STATED EXERCISE:
Using the records that follow, copy every line containing the word "blessures".

Extracted records

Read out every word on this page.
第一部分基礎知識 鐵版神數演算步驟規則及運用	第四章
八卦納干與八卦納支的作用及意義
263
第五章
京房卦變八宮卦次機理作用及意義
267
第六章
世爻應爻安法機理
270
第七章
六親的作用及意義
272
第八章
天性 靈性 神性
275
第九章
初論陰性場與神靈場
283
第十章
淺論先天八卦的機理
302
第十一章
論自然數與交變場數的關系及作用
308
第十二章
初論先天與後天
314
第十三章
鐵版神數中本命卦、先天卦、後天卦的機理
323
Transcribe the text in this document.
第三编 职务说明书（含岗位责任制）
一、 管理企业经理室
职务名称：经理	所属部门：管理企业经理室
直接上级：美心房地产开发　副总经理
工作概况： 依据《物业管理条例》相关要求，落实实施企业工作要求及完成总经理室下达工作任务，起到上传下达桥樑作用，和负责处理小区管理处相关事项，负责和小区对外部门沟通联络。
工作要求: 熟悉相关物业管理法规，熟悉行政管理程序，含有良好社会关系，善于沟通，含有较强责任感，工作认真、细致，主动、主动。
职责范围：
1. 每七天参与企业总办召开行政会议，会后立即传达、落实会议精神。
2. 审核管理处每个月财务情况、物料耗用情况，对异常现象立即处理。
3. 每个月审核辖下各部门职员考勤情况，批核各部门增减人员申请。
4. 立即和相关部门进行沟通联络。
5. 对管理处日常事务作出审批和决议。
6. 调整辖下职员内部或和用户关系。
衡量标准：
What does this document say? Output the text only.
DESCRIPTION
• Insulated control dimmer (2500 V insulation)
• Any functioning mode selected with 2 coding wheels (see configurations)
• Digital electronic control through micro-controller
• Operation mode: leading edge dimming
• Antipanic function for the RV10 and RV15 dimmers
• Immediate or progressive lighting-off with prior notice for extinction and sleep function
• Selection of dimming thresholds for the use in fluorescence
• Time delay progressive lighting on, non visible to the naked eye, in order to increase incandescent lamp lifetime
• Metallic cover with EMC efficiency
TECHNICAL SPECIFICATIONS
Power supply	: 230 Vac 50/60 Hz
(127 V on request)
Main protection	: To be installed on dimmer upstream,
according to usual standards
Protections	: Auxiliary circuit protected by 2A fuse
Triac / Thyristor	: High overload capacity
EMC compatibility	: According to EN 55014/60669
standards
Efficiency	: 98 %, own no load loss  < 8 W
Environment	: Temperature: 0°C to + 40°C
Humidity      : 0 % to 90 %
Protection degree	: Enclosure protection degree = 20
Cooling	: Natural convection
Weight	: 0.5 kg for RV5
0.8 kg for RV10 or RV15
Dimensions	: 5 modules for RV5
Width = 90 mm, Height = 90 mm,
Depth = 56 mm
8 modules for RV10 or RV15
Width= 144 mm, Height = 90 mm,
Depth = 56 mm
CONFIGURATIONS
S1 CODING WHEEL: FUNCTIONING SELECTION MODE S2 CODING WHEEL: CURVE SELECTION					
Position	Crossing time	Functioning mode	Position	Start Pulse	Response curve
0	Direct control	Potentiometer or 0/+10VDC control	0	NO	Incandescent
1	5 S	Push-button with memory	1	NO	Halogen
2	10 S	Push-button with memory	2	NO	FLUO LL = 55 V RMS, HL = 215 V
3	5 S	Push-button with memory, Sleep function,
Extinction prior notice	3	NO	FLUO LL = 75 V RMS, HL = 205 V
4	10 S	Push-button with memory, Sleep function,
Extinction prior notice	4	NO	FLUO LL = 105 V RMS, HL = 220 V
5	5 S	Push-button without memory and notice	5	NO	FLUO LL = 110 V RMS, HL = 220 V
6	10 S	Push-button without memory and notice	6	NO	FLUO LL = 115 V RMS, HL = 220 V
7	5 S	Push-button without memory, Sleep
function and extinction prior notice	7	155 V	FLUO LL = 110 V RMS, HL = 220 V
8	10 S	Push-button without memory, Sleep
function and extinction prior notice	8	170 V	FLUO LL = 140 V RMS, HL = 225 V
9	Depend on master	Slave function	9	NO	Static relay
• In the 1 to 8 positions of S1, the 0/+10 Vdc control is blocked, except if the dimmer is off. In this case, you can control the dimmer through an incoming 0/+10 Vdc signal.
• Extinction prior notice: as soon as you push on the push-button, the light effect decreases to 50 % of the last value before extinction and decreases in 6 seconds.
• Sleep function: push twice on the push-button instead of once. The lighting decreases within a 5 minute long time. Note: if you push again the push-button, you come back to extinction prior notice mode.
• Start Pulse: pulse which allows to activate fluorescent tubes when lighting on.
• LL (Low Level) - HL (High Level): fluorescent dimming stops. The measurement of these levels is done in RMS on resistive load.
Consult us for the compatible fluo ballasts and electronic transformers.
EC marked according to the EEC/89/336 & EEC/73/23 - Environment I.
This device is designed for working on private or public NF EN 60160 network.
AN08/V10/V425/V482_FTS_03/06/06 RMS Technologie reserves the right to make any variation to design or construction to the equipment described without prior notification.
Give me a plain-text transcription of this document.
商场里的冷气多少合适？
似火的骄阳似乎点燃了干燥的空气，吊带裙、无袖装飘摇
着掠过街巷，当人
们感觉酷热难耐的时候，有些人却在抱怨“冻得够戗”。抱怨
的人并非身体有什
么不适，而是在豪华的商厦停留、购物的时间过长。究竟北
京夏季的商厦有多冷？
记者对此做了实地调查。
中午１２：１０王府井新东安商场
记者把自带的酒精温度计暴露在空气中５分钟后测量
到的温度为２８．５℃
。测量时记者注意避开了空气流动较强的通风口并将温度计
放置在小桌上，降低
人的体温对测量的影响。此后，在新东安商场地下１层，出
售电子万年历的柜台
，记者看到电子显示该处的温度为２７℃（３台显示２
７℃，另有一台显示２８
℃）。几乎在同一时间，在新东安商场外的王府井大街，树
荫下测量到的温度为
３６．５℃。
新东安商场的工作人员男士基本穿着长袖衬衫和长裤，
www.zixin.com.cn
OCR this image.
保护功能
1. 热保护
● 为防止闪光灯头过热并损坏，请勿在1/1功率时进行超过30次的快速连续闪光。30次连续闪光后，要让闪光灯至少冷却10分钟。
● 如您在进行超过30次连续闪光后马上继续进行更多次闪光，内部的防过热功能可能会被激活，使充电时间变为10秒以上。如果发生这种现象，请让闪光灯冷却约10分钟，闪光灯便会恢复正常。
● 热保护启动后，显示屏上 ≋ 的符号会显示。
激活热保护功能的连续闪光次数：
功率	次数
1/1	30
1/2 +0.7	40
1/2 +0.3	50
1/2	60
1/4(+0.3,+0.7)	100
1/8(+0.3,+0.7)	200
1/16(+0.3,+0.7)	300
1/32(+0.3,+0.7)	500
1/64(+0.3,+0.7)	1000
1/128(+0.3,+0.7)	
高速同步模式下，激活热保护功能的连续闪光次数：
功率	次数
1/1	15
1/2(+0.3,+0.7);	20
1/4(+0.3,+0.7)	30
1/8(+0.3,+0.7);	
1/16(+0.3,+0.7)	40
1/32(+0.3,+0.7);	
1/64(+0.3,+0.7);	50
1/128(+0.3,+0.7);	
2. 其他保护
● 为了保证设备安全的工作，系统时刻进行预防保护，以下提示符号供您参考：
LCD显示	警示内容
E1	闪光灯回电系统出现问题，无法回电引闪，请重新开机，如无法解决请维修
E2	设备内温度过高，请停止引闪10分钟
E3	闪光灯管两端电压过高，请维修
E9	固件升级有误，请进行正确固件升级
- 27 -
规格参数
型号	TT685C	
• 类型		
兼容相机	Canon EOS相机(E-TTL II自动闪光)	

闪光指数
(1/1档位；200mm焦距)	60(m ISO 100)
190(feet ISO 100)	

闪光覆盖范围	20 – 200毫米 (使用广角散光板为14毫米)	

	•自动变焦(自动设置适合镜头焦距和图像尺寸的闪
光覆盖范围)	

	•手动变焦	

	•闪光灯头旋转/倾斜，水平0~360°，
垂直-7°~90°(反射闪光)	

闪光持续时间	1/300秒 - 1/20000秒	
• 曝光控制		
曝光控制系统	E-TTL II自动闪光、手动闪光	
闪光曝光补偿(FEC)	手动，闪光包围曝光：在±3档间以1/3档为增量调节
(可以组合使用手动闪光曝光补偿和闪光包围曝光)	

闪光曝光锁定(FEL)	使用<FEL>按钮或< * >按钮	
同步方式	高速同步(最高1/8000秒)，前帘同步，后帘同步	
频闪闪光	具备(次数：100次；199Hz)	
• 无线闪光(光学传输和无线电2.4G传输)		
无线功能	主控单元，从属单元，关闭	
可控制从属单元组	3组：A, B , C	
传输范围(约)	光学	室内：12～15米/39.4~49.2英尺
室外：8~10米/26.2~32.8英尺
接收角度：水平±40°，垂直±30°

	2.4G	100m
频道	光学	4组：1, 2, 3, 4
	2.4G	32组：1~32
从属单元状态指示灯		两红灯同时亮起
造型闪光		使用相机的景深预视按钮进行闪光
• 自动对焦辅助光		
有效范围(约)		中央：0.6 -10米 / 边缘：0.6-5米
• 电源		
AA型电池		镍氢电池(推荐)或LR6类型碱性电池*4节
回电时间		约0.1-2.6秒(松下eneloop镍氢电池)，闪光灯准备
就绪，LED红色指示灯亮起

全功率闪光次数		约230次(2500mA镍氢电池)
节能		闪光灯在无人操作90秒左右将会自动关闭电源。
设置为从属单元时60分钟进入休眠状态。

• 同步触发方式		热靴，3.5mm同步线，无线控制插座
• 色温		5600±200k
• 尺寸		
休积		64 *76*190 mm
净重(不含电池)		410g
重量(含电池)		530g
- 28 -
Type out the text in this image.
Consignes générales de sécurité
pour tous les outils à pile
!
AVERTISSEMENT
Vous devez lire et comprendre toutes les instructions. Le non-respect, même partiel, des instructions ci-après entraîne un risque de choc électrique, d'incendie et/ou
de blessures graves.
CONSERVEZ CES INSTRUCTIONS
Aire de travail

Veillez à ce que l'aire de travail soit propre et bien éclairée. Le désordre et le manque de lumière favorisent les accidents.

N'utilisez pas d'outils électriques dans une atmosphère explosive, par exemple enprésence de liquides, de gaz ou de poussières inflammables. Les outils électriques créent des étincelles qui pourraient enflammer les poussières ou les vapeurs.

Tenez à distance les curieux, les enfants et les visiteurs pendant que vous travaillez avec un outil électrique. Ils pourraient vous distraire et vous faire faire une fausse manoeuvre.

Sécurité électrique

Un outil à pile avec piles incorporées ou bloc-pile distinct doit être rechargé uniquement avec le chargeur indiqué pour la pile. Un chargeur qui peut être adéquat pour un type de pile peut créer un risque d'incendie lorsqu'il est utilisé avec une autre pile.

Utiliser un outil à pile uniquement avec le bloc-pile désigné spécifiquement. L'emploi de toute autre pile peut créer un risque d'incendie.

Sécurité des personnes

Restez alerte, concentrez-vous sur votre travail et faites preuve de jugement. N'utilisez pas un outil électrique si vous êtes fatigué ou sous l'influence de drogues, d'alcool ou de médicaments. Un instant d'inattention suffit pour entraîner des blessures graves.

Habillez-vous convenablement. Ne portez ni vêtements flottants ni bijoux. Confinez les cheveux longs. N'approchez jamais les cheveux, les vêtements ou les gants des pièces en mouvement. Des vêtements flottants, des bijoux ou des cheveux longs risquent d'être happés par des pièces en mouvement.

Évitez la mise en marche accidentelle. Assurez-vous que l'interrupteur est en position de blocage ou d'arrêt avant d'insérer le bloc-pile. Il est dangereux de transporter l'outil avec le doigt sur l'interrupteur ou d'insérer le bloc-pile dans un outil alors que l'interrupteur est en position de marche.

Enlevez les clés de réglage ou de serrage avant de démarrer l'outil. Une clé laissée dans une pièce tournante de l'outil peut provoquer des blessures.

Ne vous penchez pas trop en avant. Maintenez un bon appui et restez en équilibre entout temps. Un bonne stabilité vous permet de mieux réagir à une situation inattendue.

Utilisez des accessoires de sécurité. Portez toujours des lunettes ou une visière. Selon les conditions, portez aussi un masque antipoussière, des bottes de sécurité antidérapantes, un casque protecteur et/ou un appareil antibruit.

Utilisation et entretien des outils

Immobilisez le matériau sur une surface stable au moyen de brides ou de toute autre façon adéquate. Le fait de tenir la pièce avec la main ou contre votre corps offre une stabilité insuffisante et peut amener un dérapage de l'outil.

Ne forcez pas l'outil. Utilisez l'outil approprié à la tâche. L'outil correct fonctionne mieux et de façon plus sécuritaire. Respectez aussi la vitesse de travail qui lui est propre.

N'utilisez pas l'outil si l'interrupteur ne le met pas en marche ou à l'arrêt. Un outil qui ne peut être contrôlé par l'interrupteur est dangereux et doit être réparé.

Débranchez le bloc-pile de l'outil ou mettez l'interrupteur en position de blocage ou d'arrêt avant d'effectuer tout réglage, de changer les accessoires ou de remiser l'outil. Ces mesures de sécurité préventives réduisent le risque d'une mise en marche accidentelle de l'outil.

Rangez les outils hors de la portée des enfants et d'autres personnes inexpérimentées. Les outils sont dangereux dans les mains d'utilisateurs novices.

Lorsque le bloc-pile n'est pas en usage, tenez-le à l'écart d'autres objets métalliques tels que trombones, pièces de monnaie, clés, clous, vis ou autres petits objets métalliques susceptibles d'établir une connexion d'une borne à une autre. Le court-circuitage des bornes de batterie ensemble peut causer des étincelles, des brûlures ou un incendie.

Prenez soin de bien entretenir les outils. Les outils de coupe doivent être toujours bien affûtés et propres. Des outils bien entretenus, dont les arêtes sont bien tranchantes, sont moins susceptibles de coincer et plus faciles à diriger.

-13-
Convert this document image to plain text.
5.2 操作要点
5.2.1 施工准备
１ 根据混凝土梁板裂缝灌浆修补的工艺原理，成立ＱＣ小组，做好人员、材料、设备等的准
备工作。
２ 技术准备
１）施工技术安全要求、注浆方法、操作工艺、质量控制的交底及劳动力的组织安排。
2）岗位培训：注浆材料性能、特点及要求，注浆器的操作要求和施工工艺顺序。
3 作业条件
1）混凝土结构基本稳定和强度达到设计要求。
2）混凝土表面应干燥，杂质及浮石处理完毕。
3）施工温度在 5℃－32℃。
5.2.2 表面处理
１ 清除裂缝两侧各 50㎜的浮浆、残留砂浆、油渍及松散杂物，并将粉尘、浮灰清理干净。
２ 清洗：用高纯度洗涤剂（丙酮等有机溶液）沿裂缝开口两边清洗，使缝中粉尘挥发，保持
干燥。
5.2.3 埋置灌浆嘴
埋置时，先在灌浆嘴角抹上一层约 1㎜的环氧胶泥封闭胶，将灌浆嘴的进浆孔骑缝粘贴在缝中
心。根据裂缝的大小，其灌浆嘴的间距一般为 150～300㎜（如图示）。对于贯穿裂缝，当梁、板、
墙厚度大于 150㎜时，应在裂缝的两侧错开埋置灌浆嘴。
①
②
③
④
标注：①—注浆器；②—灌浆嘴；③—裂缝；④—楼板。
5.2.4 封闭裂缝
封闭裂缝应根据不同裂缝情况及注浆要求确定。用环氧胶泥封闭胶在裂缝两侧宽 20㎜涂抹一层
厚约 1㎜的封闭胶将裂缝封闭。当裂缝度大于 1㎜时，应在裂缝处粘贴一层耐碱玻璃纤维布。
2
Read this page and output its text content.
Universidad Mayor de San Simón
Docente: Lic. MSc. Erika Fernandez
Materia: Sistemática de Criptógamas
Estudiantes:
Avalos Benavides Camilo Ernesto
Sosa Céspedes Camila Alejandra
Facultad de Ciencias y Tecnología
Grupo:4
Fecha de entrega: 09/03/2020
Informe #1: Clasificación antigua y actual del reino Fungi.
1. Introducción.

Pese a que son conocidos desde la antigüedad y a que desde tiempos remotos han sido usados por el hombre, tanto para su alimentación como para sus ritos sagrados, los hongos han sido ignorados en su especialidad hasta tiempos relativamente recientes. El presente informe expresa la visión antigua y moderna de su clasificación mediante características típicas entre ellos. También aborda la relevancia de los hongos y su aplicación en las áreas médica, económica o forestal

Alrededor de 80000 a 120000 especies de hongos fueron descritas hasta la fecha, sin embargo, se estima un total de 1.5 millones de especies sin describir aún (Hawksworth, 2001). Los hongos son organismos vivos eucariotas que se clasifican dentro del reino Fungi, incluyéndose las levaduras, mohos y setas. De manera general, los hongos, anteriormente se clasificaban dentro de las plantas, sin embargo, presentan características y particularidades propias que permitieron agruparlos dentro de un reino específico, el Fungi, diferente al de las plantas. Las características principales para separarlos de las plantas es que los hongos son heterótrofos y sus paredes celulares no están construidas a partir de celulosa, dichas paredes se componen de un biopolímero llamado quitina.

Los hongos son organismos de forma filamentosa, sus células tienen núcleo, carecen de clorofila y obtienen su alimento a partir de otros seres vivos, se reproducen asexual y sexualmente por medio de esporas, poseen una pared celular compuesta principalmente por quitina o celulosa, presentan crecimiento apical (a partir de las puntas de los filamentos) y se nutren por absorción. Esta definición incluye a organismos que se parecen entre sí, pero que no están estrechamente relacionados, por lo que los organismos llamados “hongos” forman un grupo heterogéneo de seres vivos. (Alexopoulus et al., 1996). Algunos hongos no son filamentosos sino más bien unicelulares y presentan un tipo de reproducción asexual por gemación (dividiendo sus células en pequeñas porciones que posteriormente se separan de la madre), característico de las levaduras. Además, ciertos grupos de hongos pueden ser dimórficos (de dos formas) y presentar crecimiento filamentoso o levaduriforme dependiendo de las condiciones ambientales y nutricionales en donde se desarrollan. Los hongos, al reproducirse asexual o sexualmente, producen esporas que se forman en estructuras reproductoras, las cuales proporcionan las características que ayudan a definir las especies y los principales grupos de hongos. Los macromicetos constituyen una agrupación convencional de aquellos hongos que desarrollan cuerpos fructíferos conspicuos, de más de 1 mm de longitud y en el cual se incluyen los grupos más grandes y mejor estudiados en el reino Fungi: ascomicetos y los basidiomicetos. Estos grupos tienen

THE OUTPUT:
de blessures graves.
Restez alerte, concentrez-vous sur votre travail et faites preuve de jugement. N'utilisez pas un outil électrique si vous êtes fatigué ou sous l'influence de drogues, d'alcool ou de médicaments. Un instant d'inattention suffit pour entraîner des blessures graves.
Enlevez les clés de réglage ou de serrage avant de démarrer l'outil. Une clé laissée dans une pièce tournante de l'outil peut provoquer des blessures.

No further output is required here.